(Work to complete)
Keep the pictures out of the copy and repeat the records exactly.

━━━━━ Given entries ━━━━━

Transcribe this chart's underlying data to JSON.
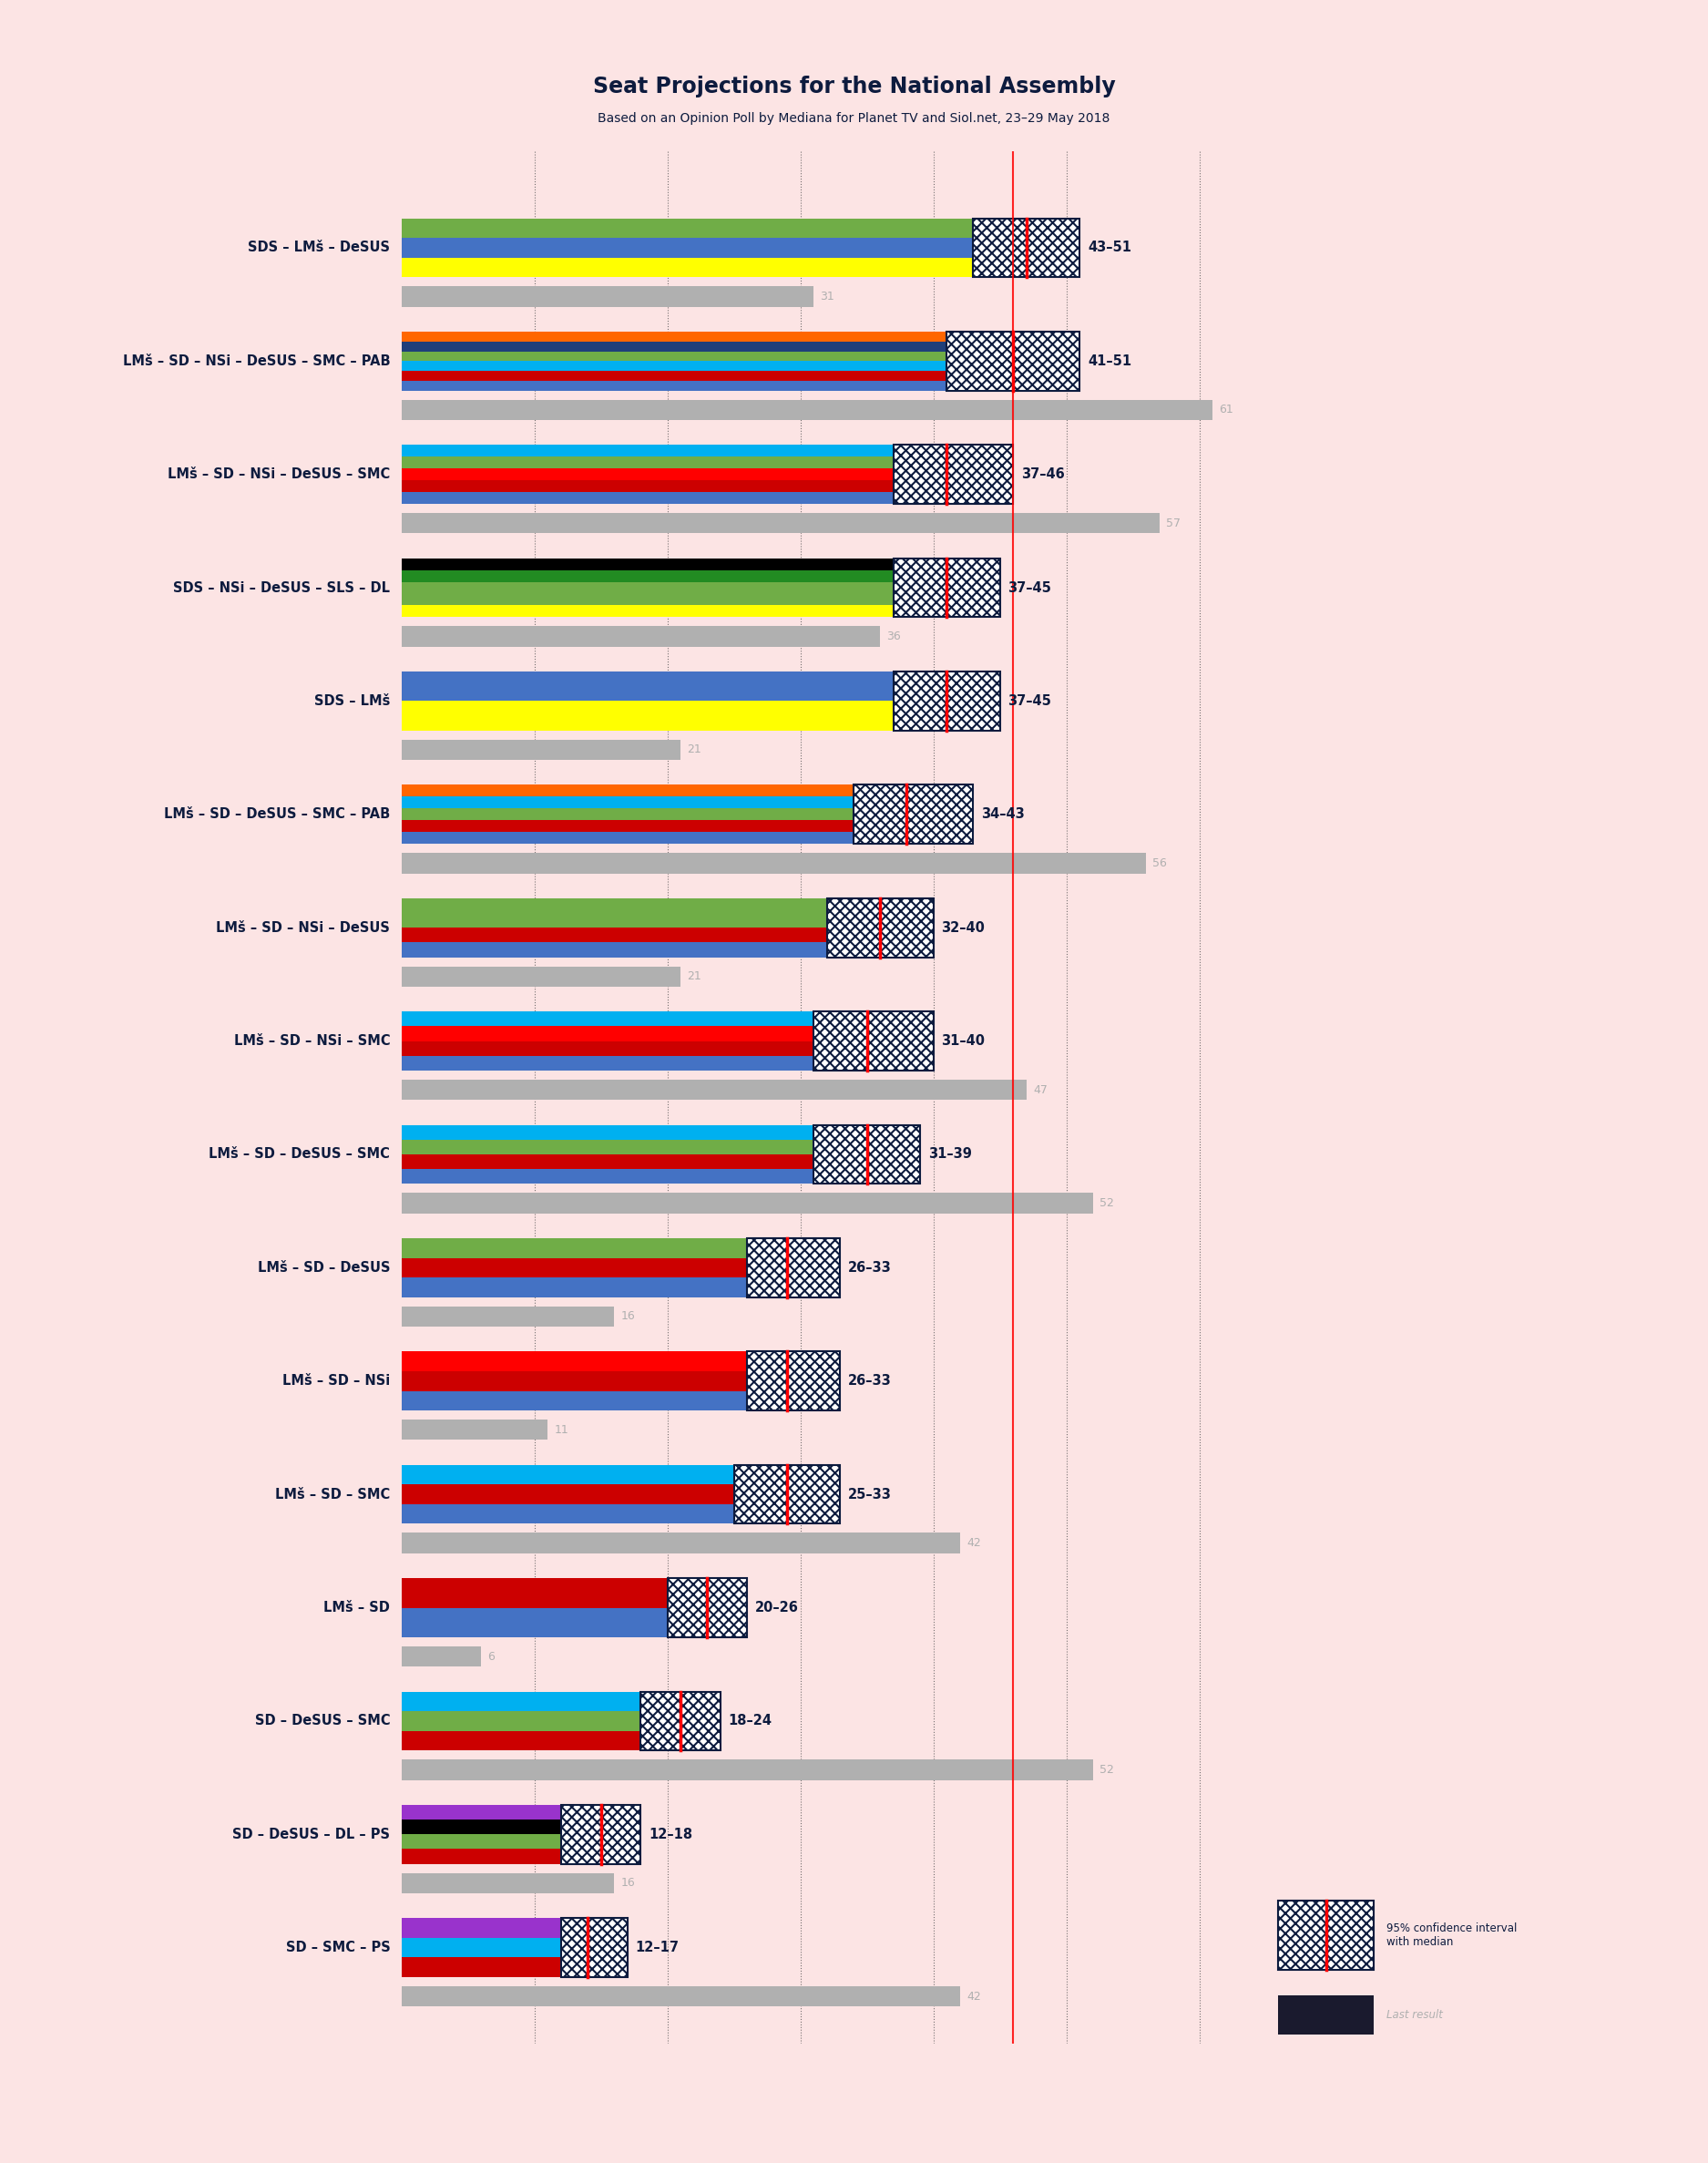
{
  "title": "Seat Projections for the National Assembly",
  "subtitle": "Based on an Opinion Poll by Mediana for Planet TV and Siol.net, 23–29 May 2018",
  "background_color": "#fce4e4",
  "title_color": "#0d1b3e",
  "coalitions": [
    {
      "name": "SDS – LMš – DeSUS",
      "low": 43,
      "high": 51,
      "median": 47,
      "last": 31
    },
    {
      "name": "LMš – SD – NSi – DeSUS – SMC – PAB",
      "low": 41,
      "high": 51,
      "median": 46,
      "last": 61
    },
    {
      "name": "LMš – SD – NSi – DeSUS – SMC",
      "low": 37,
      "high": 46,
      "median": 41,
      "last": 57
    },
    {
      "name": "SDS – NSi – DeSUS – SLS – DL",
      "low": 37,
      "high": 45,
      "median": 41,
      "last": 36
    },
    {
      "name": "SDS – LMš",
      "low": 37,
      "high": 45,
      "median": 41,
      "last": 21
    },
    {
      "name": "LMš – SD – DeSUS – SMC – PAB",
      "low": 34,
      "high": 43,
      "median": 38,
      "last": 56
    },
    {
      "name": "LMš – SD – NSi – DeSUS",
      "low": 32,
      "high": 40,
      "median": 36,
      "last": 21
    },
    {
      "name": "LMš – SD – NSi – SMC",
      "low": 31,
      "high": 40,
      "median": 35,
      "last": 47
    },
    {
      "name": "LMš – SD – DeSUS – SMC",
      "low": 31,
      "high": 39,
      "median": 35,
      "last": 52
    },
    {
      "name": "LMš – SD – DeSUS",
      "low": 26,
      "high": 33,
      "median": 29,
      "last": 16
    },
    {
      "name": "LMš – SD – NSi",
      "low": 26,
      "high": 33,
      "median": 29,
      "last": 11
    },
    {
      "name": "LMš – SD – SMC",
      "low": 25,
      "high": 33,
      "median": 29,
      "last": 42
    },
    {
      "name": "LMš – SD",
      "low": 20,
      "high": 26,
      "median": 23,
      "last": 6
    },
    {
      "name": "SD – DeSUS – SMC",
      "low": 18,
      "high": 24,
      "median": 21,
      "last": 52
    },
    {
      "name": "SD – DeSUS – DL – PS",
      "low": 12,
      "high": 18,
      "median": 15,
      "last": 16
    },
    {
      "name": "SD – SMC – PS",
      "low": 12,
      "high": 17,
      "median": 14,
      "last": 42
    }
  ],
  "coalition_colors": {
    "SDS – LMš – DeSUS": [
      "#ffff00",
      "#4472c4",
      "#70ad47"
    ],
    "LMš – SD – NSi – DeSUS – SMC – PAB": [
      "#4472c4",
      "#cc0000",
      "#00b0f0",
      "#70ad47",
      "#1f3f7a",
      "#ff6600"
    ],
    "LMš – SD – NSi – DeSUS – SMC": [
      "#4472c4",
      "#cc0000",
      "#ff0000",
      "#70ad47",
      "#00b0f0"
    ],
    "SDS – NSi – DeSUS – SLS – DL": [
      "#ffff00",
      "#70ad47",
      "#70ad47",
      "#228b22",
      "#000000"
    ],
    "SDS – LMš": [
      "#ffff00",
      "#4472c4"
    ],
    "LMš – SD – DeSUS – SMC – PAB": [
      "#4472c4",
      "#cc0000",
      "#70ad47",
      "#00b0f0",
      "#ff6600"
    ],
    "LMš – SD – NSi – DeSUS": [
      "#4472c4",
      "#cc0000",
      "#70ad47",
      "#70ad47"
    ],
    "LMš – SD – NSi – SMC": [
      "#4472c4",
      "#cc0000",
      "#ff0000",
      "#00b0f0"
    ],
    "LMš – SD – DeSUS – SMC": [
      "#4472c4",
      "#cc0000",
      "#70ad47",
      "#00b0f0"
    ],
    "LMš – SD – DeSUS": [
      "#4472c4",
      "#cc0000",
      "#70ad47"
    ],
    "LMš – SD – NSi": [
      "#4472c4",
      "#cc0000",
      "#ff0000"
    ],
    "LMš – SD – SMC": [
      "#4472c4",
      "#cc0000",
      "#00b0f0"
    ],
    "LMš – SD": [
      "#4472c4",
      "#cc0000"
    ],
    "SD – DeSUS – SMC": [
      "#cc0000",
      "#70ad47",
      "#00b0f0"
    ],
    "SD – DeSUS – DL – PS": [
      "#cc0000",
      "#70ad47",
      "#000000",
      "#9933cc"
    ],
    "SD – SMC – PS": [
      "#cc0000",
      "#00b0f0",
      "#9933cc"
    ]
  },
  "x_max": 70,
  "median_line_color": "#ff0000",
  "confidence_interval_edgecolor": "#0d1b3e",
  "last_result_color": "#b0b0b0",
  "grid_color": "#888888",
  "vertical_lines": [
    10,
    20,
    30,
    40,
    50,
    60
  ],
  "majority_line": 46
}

━━━━━

(Answer to the problem)
Transcribe this chart's underlying data to JSON.
{
  "title": "Seat Projections for the National Assembly",
  "subtitle": "Based on an Opinion Poll by Mediana for Planet TV and Siol.net, 23–29 May 2018",
  "background_color": "#fce4e4",
  "title_color": "#0d1b3e",
  "coalitions": [
    {
      "name": "SDS – LMš – DeSUS",
      "low": 43,
      "high": 51,
      "median": 47,
      "last": 31
    },
    {
      "name": "LMš – SD – NSi – DeSUS – SMC – PAB",
      "low": 41,
      "high": 51,
      "median": 46,
      "last": 61
    },
    {
      "name": "LMš – SD – NSi – DeSUS – SMC",
      "low": 37,
      "high": 46,
      "median": 41,
      "last": 57
    },
    {
      "name": "SDS – NSi – DeSUS – SLS – DL",
      "low": 37,
      "high": 45,
      "median": 41,
      "last": 36
    },
    {
      "name": "SDS – LMš",
      "low": 37,
      "high": 45,
      "median": 41,
      "last": 21
    },
    {
      "name": "LMš – SD – DeSUS – SMC – PAB",
      "low": 34,
      "high": 43,
      "median": 38,
      "last": 56
    },
    {
      "name": "LMš – SD – NSi – DeSUS",
      "low": 32,
      "high": 40,
      "median": 36,
      "last": 21
    },
    {
      "name": "LMš – SD – NSi – SMC",
      "low": 31,
      "high": 40,
      "median": 35,
      "last": 47
    },
    {
      "name": "LMš – SD – DeSUS – SMC",
      "low": 31,
      "high": 39,
      "median": 35,
      "last": 52
    },
    {
      "name": "LMš – SD – DeSUS",
      "low": 26,
      "high": 33,
      "median": 29,
      "last": 16
    },
    {
      "name": "LMš – SD – NSi",
      "low": 26,
      "high": 33,
      "median": 29,
      "last": 11
    },
    {
      "name": "LMš – SD – SMC",
      "low": 25,
      "high": 33,
      "median": 29,
      "last": 42
    },
    {
      "name": "LMš – SD",
      "low": 20,
      "high": 26,
      "median": 23,
      "last": 6
    },
    {
      "name": "SD – DeSUS – SMC",
      "low": 18,
      "high": 24,
      "median": 21,
      "last": 52
    },
    {
      "name": "SD – DeSUS – DL – PS",
      "low": 12,
      "high": 18,
      "median": 15,
      "last": 16
    },
    {
      "name": "SD – SMC – PS",
      "low": 12,
      "high": 17,
      "median": 14,
      "last": 42
    }
  ],
  "coalition_colors": {
    "SDS – LMš – DeSUS": [
      "#ffff00",
      "#4472c4",
      "#70ad47"
    ],
    "LMš – SD – NSi – DeSUS – SMC – PAB": [
      "#4472c4",
      "#cc0000",
      "#00b0f0",
      "#70ad47",
      "#1f3f7a",
      "#ff6600"
    ],
    "LMš – SD – NSi – DeSUS – SMC": [
      "#4472c4",
      "#cc0000",
      "#ff0000",
      "#70ad47",
      "#00b0f0"
    ],
    "SDS – NSi – DeSUS – SLS – DL": [
      "#ffff00",
      "#70ad47",
      "#70ad47",
      "#228b22",
      "#000000"
    ],
    "SDS – LMš": [
      "#ffff00",
      "#4472c4"
    ],
    "LMš – SD – DeSUS – SMC – PAB": [
      "#4472c4",
      "#cc0000",
      "#70ad47",
      "#00b0f0",
      "#ff6600"
    ],
    "LMš – SD – NSi – DeSUS": [
      "#4472c4",
      "#cc0000",
      "#70ad47",
      "#70ad47"
    ],
    "LMš – SD – NSi – SMC": [
      "#4472c4",
      "#cc0000",
      "#ff0000",
      "#00b0f0"
    ],
    "LMš – SD – DeSUS – SMC": [
      "#4472c4",
      "#cc0000",
      "#70ad47",
      "#00b0f0"
    ],
    "LMš – SD – DeSUS": [
      "#4472c4",
      "#cc0000",
      "#70ad47"
    ],
    "LMš – SD – NSi": [
      "#4472c4",
      "#cc0000",
      "#ff0000"
    ],
    "LMš – SD – SMC": [
      "#4472c4",
      "#cc0000",
      "#00b0f0"
    ],
    "LMš – SD": [
      "#4472c4",
      "#cc0000"
    ],
    "SD – DeSUS – SMC": [
      "#cc0000",
      "#70ad47",
      "#00b0f0"
    ],
    "SD – DeSUS – DL – PS": [
      "#cc0000",
      "#70ad47",
      "#000000",
      "#9933cc"
    ],
    "SD – SMC – PS": [
      "#cc0000",
      "#00b0f0",
      "#9933cc"
    ]
  },
  "x_max": 70,
  "median_line_color": "#ff0000",
  "confidence_interval_edgecolor": "#0d1b3e",
  "last_result_color": "#b0b0b0",
  "grid_color": "#888888",
  "vertical_lines": [
    10,
    20,
    30,
    40,
    50,
    60
  ],
  "majority_line": 46
}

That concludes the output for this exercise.